* **Exercise brief**: Look for the string "mountain" and copy every line that has it.

BEGIN Exercise data

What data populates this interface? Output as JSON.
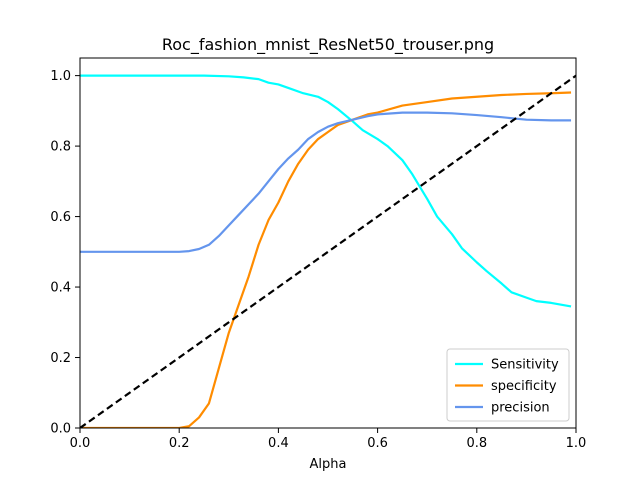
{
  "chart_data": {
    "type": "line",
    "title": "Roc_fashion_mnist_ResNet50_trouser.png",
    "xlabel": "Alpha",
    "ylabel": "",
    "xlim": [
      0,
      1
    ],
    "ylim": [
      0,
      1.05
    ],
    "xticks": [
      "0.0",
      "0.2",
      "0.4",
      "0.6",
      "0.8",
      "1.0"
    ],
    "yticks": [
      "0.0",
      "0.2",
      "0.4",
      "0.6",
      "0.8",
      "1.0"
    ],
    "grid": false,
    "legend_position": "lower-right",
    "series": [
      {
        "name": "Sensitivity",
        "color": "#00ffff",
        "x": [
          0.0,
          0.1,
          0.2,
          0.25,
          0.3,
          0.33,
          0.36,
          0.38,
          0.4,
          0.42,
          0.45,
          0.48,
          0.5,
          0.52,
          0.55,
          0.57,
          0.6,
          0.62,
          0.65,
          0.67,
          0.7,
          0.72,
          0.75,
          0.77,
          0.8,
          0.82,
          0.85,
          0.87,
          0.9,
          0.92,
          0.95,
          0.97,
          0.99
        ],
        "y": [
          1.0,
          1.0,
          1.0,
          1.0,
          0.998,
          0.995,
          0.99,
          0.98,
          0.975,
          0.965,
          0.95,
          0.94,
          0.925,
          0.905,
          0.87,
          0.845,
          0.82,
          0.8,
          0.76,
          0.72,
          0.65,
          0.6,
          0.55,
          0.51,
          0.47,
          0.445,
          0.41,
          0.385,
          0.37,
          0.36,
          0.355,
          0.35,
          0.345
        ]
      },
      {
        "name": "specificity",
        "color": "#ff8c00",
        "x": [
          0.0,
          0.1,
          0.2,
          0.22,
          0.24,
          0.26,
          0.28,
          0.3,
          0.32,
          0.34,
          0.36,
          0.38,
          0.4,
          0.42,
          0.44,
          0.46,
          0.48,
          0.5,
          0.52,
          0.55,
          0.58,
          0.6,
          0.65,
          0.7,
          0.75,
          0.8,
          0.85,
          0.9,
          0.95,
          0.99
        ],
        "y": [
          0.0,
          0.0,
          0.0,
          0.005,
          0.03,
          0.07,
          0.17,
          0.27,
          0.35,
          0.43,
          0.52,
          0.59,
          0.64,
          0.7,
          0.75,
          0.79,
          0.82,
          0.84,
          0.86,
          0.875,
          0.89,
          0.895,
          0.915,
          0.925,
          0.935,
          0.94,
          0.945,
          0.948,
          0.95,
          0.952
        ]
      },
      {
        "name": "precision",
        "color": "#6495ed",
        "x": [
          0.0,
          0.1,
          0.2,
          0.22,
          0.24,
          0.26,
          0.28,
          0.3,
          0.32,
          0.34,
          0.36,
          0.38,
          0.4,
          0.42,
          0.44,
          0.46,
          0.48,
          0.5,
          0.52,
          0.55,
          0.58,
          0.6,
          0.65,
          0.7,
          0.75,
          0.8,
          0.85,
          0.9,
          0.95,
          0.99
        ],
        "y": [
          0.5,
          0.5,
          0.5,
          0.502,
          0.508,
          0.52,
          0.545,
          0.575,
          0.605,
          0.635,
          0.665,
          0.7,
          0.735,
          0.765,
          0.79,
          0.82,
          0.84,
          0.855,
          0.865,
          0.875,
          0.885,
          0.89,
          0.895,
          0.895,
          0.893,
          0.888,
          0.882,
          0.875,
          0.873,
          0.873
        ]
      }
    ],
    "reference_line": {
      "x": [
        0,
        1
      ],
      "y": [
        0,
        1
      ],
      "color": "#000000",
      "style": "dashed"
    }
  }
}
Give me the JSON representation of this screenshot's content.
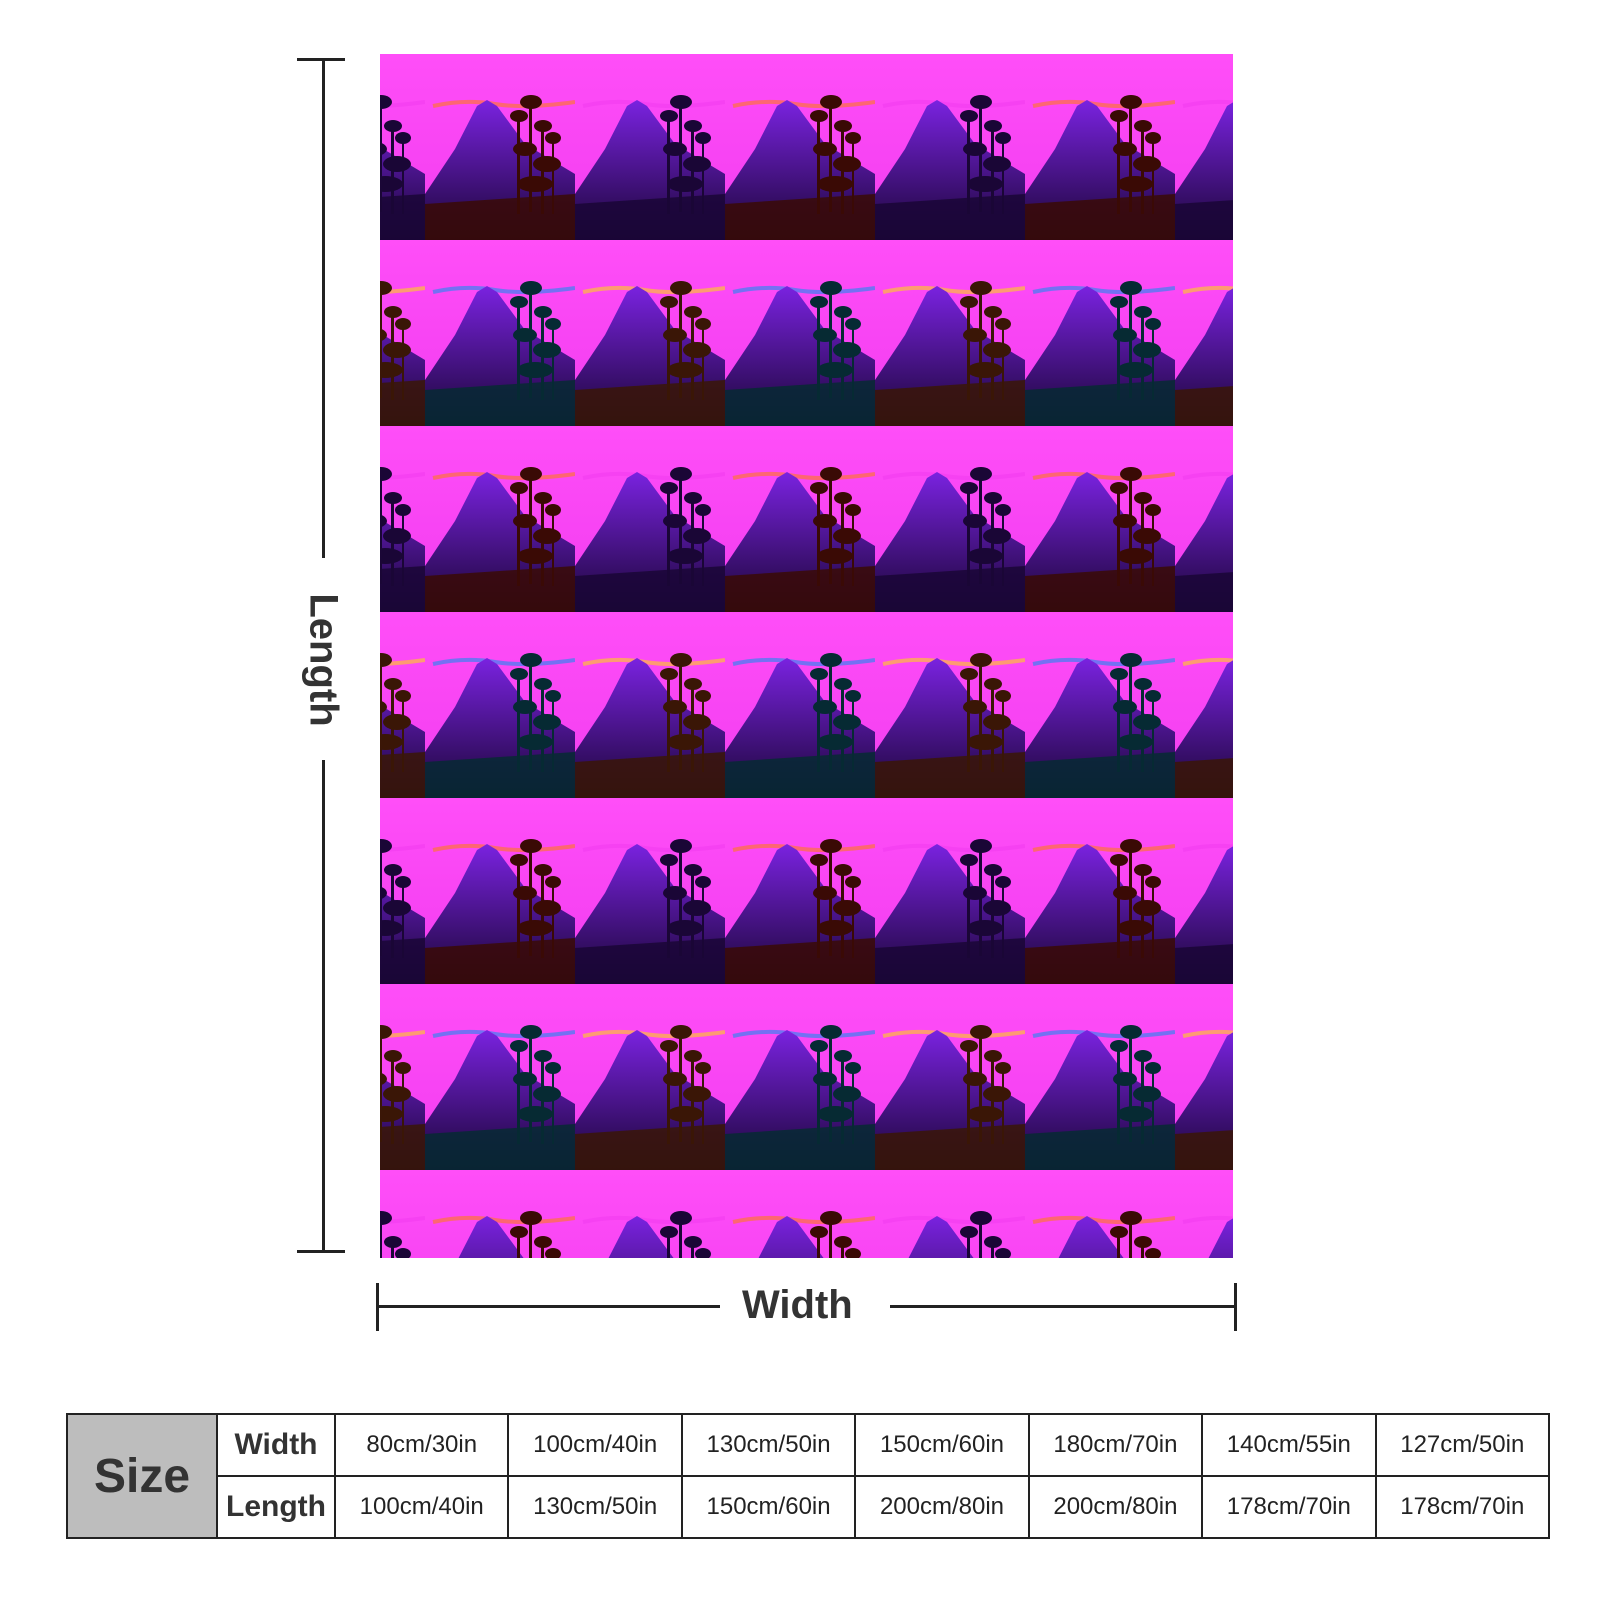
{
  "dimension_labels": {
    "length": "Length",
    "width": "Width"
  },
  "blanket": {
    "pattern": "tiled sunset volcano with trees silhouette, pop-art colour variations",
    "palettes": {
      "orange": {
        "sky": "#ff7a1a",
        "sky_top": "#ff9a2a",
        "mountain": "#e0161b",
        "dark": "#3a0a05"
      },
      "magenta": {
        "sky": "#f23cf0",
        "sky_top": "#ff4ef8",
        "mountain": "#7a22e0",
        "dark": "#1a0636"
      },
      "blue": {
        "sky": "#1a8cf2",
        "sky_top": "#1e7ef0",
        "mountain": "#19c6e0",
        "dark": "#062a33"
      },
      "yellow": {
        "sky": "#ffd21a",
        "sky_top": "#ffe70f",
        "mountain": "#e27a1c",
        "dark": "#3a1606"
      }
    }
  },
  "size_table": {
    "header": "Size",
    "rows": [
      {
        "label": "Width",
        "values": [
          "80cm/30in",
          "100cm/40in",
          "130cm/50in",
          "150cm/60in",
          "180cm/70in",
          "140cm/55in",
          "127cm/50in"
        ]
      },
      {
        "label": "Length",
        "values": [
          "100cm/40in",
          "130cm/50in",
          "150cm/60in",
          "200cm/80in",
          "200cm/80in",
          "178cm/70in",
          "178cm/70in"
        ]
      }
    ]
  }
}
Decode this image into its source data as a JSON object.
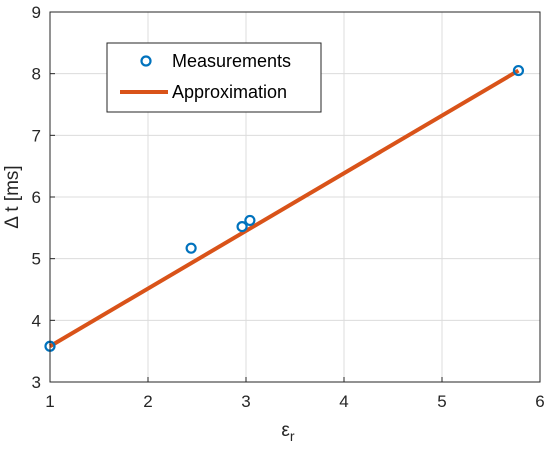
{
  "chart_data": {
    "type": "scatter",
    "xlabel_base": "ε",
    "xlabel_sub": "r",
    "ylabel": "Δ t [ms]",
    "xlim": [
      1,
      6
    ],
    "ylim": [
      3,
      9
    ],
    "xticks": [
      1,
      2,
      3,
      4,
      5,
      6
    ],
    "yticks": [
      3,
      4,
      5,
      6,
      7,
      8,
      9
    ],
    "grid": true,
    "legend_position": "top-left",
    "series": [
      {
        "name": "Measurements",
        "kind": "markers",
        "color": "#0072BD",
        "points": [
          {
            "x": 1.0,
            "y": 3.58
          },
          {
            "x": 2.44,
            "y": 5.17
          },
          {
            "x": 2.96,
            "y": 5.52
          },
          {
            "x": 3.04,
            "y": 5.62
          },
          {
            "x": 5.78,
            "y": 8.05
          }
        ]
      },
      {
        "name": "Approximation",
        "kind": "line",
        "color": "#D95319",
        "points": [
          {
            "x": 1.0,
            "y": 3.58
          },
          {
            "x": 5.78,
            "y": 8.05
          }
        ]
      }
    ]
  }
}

END Exercise data

* **Answer to the task**:
        "mountain": "#e0161b",
        "mountain": "#7a22e0",
        "mountain": "#19c6e0",
        "mountain": "#e27a1c",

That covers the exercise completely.